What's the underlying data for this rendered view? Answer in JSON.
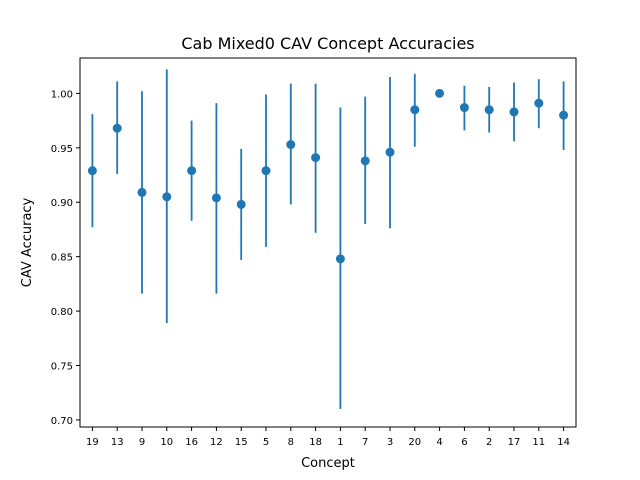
{
  "chart_data": {
    "type": "scatter",
    "subtype": "errorbar",
    "title": "Cab Mixed0 CAV Concept Accuracies",
    "xlabel": "Concept",
    "ylabel": "CAV Accuracy",
    "categories": [
      "19",
      "13",
      "9",
      "10",
      "16",
      "12",
      "15",
      "5",
      "8",
      "18",
      "1",
      "7",
      "3",
      "20",
      "4",
      "6",
      "2",
      "17",
      "11",
      "14"
    ],
    "values": [
      0.929,
      0.968,
      0.909,
      0.905,
      0.929,
      0.904,
      0.898,
      0.929,
      0.953,
      0.941,
      0.848,
      0.938,
      0.946,
      0.985,
      1.0,
      0.987,
      0.985,
      0.983,
      0.991,
      0.98
    ],
    "error_low": [
      0.877,
      0.926,
      0.816,
      0.789,
      0.883,
      0.816,
      0.847,
      0.859,
      0.898,
      0.872,
      0.71,
      0.88,
      0.876,
      0.951,
      1.0,
      0.966,
      0.964,
      0.956,
      0.968,
      0.948
    ],
    "error_high": [
      0.981,
      1.011,
      1.002,
      1.022,
      0.975,
      0.991,
      0.949,
      0.999,
      1.009,
      1.009,
      0.987,
      0.997,
      1.015,
      1.018,
      1.0,
      1.007,
      1.006,
      1.01,
      1.013,
      1.011
    ],
    "yticks": [
      "0.70",
      "0.75",
      "0.80",
      "0.85",
      "0.90",
      "0.95",
      "1.00"
    ],
    "ylim": [
      0.6935,
      1.0325
    ],
    "grid": false,
    "legend": "none",
    "color": "#1f77b4"
  }
}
■ ■ ■ ■
■ **Requirements**
Return, from the data, each line that has the word "Concept" in it.

■ **Completed exercise**
    "title": "Cab Mixed0 CAV Concept Accuracies",
    "xlabel": "Concept",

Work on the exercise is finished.